> [Directions]:
Write out each line of the material again, word for word.

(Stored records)
╔══
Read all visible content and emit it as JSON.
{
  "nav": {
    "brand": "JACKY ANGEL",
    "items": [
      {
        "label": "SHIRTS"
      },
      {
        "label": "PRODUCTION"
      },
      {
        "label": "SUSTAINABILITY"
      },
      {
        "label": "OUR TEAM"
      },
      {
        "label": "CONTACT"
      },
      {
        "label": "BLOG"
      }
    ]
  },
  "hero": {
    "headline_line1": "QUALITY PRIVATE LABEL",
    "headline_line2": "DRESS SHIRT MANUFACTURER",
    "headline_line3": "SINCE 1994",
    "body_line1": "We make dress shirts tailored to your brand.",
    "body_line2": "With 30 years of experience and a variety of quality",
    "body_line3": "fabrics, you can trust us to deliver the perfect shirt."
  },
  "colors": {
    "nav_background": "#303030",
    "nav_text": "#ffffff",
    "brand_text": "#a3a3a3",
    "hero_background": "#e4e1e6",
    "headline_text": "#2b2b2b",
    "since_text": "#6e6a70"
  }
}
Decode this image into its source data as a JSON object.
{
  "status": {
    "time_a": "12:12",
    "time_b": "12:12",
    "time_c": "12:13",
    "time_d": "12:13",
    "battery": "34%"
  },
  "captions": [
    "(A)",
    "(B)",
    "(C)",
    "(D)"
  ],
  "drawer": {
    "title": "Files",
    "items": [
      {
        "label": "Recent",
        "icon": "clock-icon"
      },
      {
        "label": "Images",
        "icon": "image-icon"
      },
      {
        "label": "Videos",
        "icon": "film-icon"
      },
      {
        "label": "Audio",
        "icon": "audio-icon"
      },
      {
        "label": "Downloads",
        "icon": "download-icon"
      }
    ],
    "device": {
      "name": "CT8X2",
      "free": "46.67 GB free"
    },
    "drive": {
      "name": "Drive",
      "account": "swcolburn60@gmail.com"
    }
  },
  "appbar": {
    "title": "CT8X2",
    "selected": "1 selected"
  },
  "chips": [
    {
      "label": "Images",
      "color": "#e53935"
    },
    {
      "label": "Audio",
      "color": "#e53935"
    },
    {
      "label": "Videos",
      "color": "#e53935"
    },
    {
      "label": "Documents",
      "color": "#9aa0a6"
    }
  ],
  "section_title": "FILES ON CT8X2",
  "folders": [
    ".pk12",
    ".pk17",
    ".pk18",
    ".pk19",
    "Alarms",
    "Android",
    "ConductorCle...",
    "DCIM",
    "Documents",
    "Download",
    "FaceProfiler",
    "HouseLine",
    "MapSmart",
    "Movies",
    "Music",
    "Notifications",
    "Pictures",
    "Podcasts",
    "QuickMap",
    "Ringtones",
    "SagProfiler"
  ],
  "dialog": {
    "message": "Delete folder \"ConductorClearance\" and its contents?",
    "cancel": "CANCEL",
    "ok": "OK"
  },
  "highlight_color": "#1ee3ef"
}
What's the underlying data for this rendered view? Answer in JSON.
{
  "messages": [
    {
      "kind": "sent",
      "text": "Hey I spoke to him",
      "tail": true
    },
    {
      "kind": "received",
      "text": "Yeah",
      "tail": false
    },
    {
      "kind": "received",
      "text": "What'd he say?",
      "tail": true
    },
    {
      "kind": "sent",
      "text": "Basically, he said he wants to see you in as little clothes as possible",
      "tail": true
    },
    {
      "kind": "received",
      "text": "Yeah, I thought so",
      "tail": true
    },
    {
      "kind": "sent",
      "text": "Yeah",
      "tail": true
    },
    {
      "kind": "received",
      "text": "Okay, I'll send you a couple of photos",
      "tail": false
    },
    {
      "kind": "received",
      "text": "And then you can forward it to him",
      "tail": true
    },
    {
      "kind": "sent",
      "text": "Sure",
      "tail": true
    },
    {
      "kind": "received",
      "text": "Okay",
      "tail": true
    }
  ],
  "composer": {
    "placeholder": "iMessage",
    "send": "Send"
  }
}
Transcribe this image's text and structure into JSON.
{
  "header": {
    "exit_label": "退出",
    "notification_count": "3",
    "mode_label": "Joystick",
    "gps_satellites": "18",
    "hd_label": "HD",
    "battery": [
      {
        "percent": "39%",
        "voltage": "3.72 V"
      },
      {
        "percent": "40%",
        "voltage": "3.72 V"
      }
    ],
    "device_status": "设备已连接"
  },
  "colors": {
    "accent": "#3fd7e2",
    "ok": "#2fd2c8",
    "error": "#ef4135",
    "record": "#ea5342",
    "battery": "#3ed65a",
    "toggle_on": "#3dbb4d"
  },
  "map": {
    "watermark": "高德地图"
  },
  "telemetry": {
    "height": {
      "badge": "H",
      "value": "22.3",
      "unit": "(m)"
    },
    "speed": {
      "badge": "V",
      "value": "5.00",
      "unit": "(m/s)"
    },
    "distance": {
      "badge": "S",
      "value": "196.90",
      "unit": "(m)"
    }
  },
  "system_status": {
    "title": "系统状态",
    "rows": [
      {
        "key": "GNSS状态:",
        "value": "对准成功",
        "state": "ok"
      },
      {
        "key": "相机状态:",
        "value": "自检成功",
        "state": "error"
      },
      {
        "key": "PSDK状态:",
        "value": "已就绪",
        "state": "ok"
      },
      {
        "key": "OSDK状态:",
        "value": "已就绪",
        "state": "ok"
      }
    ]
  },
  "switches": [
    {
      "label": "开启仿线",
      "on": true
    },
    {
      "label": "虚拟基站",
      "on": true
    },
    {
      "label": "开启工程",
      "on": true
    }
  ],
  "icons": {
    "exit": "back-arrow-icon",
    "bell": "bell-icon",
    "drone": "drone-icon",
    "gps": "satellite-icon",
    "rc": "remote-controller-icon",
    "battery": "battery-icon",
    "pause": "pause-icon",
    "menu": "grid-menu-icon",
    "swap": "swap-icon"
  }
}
╚══
> [Full solution]:
Read all visible content and emit it as JSON.
{
  "nav": {
    "brand": "JACKY ANGEL",
    "items": [
      {
        "label": "SHIRTS"
      },
      {
        "label": "PRODUCTION"
      },
      {
        "label": "SUSTAINABILITY"
      },
      {
        "label": "OUR TEAM"
      },
      {
        "label": "CONTACT"
      },
      {
        "label": "BLOG"
      }
    ]
  },
  "hero": {
    "headline_line1": "QUALITY PRIVATE LABEL",
    "headline_line2": "DRESS SHIRT MANUFACTURER",
    "headline_line3": "SINCE 1994",
    "body_line1": "We make dress shirts tailored to your brand.",
    "body_line2": "With 30 years of experience and a variety of quality",
    "body_line3": "fabrics, you can trust us to deliver the perfect shirt."
  },
  "colors": {
    "nav_background": "#303030",
    "nav_text": "#ffffff",
    "brand_text": "#a3a3a3",
    "hero_background": "#e4e1e6",
    "headline_text": "#2b2b2b",
    "since_text": "#6e6a70"
  }
}
Decode this image into its source data as a JSON object.
{
  "status": {
    "time_a": "12:12",
    "time_b": "12:12",
    "time_c": "12:13",
    "time_d": "12:13",
    "battery": "34%"
  },
  "captions": [
    "(A)",
    "(B)",
    "(C)",
    "(D)"
  ],
  "drawer": {
    "title": "Files",
    "items": [
      {
        "label": "Recent",
        "icon": "clock-icon"
      },
      {
        "label": "Images",
        "icon": "image-icon"
      },
      {
        "label": "Videos",
        "icon": "film-icon"
      },
      {
        "label": "Audio",
        "icon": "audio-icon"
      },
      {
        "label": "Downloads",
        "icon": "download-icon"
      }
    ],
    "device": {
      "name": "CT8X2",
      "free": "46.67 GB free"
    },
    "drive": {
      "name": "Drive",
      "account": "swcolburn60@gmail.com"
    }
  },
  "appbar": {
    "title": "CT8X2",
    "selected": "1 selected"
  },
  "chips": [
    {
      "label": "Images",
      "color": "#e53935"
    },
    {
      "label": "Audio",
      "color": "#e53935"
    },
    {
      "label": "Videos",
      "color": "#e53935"
    },
    {
      "label": "Documents",
      "color": "#9aa0a6"
    }
  ],
  "section_title": "FILES ON CT8X2",
  "folders": [
    ".pk12",
    ".pk17",
    ".pk18",
    ".pk19",
    "Alarms",
    "Android",
    "ConductorCle...",
    "DCIM",
    "Documents",
    "Download",
    "FaceProfiler",
    "HouseLine",
    "MapSmart",
    "Movies",
    "Music",
    "Notifications",
    "Pictures",
    "Podcasts",
    "QuickMap",
    "Ringtones",
    "SagProfiler"
  ],
  "dialog": {
    "message": "Delete folder \"ConductorClearance\" and its contents?",
    "cancel": "CANCEL",
    "ok": "OK"
  },
  "highlight_color": "#1ee3ef"
}
What's the underlying data for this rendered view? Answer in JSON.
{
  "messages": [
    {
      "kind": "sent",
      "text": "Hey I spoke to him",
      "tail": true
    },
    {
      "kind": "received",
      "text": "Yeah",
      "tail": false
    },
    {
      "kind": "received",
      "text": "What'd he say?",
      "tail": true
    },
    {
      "kind": "sent",
      "text": "Basically, he said he wants to see you in as little clothes as possible",
      "tail": true
    },
    {
      "kind": "received",
      "text": "Yeah, I thought so",
      "tail": true
    },
    {
      "kind": "sent",
      "text": "Yeah",
      "tail": true
    },
    {
      "kind": "received",
      "text": "Okay, I'll send you a couple of photos",
      "tail": false
    },
    {
      "kind": "received",
      "text": "And then you can forward it to him",
      "tail": true
    },
    {
      "kind": "sent",
      "text": "Sure",
      "tail": true
    },
    {
      "kind": "received",
      "text": "Okay",
      "tail": true
    }
  ],
  "composer": {
    "placeholder": "iMessage",
    "send": "Send"
  }
}
Transcribe this image's text and structure into JSON.
{
  "header": {
    "exit_label": "退出",
    "notification_count": "3",
    "mode_label": "Joystick",
    "gps_satellites": "18",
    "hd_label": "HD",
    "battery": [
      {
        "percent": "39%",
        "voltage": "3.72 V"
      },
      {
        "percent": "40%",
        "voltage": "3.72 V"
      }
    ],
    "device_status": "设备已连接"
  },
  "colors": {
    "accent": "#3fd7e2",
    "ok": "#2fd2c8",
    "error": "#ef4135",
    "record": "#ea5342",
    "battery": "#3ed65a",
    "toggle_on": "#3dbb4d"
  },
  "map": {
    "watermark": "高德地图"
  },
  "telemetry": {
    "height": {
      "badge": "H",
      "value": "22.3",
      "unit": "(m)"
    },
    "speed": {
      "badge": "V",
      "value": "5.00",
      "unit": "(m/s)"
    },
    "distance": {
      "badge": "S",
      "value": "196.90",
      "unit": "(m)"
    }
  },
  "system_status": {
    "title": "系统状态",
    "rows": [
      {
        "key": "GNSS状态:",
        "value": "对准成功",
        "state": "ok"
      },
      {
        "key": "相机状态:",
        "value": "自检成功",
        "state": "error"
      },
      {
        "key": "PSDK状态:",
        "value": "已就绪",
        "state": "ok"
      },
      {
        "key": "OSDK状态:",
        "value": "已就绪",
        "state": "ok"
      }
    ]
  },
  "switches": [
    {
      "label": "开启仿线",
      "on": true
    },
    {
      "label": "虚拟基站",
      "on": true
    },
    {
      "label": "开启工程",
      "on": true
    }
  ],
  "icons": {
    "exit": "back-arrow-icon",
    "bell": "bell-icon",
    "drone": "drone-icon",
    "gps": "satellite-icon",
    "rc": "remote-controller-icon",
    "battery": "battery-icon",
    "pause": "pause-icon",
    "menu": "grid-menu-icon",
    "swap": "swap-icon"
  }
}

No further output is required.